EXERCISE TASK – Your task is to quote the material that follows, in full and exactly.
--- Start ---
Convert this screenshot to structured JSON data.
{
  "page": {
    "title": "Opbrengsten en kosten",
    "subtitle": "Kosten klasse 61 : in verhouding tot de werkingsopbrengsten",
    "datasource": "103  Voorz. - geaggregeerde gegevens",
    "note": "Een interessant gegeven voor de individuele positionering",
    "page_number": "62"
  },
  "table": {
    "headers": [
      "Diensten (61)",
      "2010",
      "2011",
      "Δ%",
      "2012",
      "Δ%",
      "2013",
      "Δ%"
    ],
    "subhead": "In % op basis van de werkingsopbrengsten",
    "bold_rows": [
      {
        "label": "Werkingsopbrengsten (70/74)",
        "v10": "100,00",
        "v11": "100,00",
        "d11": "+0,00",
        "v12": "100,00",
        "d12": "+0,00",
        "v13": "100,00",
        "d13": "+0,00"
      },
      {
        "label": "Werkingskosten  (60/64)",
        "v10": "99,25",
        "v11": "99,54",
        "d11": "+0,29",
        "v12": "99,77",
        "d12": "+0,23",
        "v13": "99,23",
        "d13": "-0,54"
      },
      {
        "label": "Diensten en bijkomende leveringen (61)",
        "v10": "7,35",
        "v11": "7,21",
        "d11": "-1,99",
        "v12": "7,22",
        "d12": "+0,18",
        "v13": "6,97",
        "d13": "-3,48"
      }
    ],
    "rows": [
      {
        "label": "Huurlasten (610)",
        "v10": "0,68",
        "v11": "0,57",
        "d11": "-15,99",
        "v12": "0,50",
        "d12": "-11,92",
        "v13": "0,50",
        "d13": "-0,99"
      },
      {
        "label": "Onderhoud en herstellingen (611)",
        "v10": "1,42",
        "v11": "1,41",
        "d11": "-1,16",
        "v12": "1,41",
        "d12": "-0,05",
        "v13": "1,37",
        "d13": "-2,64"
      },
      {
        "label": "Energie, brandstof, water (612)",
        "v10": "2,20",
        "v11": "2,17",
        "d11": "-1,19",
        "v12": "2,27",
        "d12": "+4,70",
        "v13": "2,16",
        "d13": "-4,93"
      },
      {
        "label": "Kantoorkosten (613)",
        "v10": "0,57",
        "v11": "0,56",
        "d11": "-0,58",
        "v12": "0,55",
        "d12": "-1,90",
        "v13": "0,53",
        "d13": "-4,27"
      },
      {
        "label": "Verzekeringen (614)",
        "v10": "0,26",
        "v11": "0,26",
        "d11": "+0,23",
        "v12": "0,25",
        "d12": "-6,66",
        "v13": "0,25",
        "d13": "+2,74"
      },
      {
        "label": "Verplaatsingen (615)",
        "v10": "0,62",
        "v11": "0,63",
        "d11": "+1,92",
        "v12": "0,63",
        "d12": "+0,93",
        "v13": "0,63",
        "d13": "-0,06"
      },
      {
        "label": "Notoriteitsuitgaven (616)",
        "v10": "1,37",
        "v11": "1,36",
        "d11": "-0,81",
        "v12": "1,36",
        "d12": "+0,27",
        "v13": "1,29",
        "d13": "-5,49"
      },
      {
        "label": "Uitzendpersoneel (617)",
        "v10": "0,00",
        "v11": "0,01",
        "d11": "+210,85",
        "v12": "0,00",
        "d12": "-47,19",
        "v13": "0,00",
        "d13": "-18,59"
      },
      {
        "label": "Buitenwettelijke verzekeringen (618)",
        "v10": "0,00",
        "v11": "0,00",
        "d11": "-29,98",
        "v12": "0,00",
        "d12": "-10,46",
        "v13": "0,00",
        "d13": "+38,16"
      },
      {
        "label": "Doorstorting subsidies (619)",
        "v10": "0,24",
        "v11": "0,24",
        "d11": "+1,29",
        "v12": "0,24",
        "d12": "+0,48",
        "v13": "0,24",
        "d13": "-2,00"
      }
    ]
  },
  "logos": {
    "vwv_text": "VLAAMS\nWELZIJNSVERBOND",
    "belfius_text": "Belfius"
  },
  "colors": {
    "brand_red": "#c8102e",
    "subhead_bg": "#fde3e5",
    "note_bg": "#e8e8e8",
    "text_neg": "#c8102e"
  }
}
--- End ---
ANSWER TO THE TASK –
Convert this screenshot to structured JSON data.
{
  "page": {
    "title": "Opbrengsten en kosten",
    "subtitle": "Kosten klasse 61 : in verhouding tot de werkingsopbrengsten",
    "datasource": "103  Voorz. - geaggregeerde gegevens",
    "note": "Een interessant gegeven voor de individuele positionering",
    "page_number": "62"
  },
  "table": {
    "headers": [
      "Diensten (61)",
      "2010",
      "2011",
      "Δ%",
      "2012",
      "Δ%",
      "2013",
      "Δ%"
    ],
    "subhead": "In % op basis van de werkingsopbrengsten",
    "bold_rows": [
      {
        "label": "Werkingsopbrengsten (70/74)",
        "v10": "100,00",
        "v11": "100,00",
        "d11": "+0,00",
        "v12": "100,00",
        "d12": "+0,00",
        "v13": "100,00",
        "d13": "+0,00"
      },
      {
        "label": "Werkingskosten  (60/64)",
        "v10": "99,25",
        "v11": "99,54",
        "d11": "+0,29",
        "v12": "99,77",
        "d12": "+0,23",
        "v13": "99,23",
        "d13": "-0,54"
      },
      {
        "label": "Diensten en bijkomende leveringen (61)",
        "v10": "7,35",
        "v11": "7,21",
        "d11": "-1,99",
        "v12": "7,22",
        "d12": "+0,18",
        "v13": "6,97",
        "d13": "-3,48"
      }
    ],
    "rows": [
      {
        "label": "Huurlasten (610)",
        "v10": "0,68",
        "v11": "0,57",
        "d11": "-15,99",
        "v12": "0,50",
        "d12": "-11,92",
        "v13": "0,50",
        "d13": "-0,99"
      },
      {
        "label": "Onderhoud en herstellingen (611)",
        "v10": "1,42",
        "v11": "1,41",
        "d11": "-1,16",
        "v12": "1,41",
        "d12": "-0,05",
        "v13": "1,37",
        "d13": "-2,64"
      },
      {
        "label": "Energie, brandstof, water (612)",
        "v10": "2,20",
        "v11": "2,17",
        "d11": "-1,19",
        "v12": "2,27",
        "d12": "+4,70",
        "v13": "2,16",
        "d13": "-4,93"
      },
      {
        "label": "Kantoorkosten (613)",
        "v10": "0,57",
        "v11": "0,56",
        "d11": "-0,58",
        "v12": "0,55",
        "d12": "-1,90",
        "v13": "0,53",
        "d13": "-4,27"
      },
      {
        "label": "Verzekeringen (614)",
        "v10": "0,26",
        "v11": "0,26",
        "d11": "+0,23",
        "v12": "0,25",
        "d12": "-6,66",
        "v13": "0,25",
        "d13": "+2,74"
      },
      {
        "label": "Verplaatsingen (615)",
        "v10": "0,62",
        "v11": "0,63",
        "d11": "+1,92",
        "v12": "0,63",
        "d12": "+0,93",
        "v13": "0,63",
        "d13": "-0,06"
      },
      {
        "label": "Notoriteitsuitgaven (616)",
        "v10": "1,37",
        "v11": "1,36",
        "d11": "-0,81",
        "v12": "1,36",
        "d12": "+0,27",
        "v13": "1,29",
        "d13": "-5,49"
      },
      {
        "label": "Uitzendpersoneel (617)",
        "v10": "0,00",
        "v11": "0,01",
        "d11": "+210,85",
        "v12": "0,00",
        "d12": "-47,19",
        "v13": "0,00",
        "d13": "-18,59"
      },
      {
        "label": "Buitenwettelijke verzekeringen (618)",
        "v10": "0,00",
        "v11": "0,00",
        "d11": "-29,98",
        "v12": "0,00",
        "d12": "-10,46",
        "v13": "0,00",
        "d13": "+38,16"
      },
      {
        "label": "Doorstorting subsidies (619)",
        "v10": "0,24",
        "v11": "0,24",
        "d11": "+1,29",
        "v12": "0,24",
        "d12": "+0,48",
        "v13": "0,24",
        "d13": "-2,00"
      }
    ]
  },
  "logos": {
    "vwv_text": "VLAAMS\nWELZIJNSVERBOND",
    "belfius_text": "Belfius"
  },
  "colors": {
    "brand_red": "#c8102e",
    "subhead_bg": "#fde3e5",
    "note_bg": "#e8e8e8",
    "text_neg": "#c8102e"
  }
}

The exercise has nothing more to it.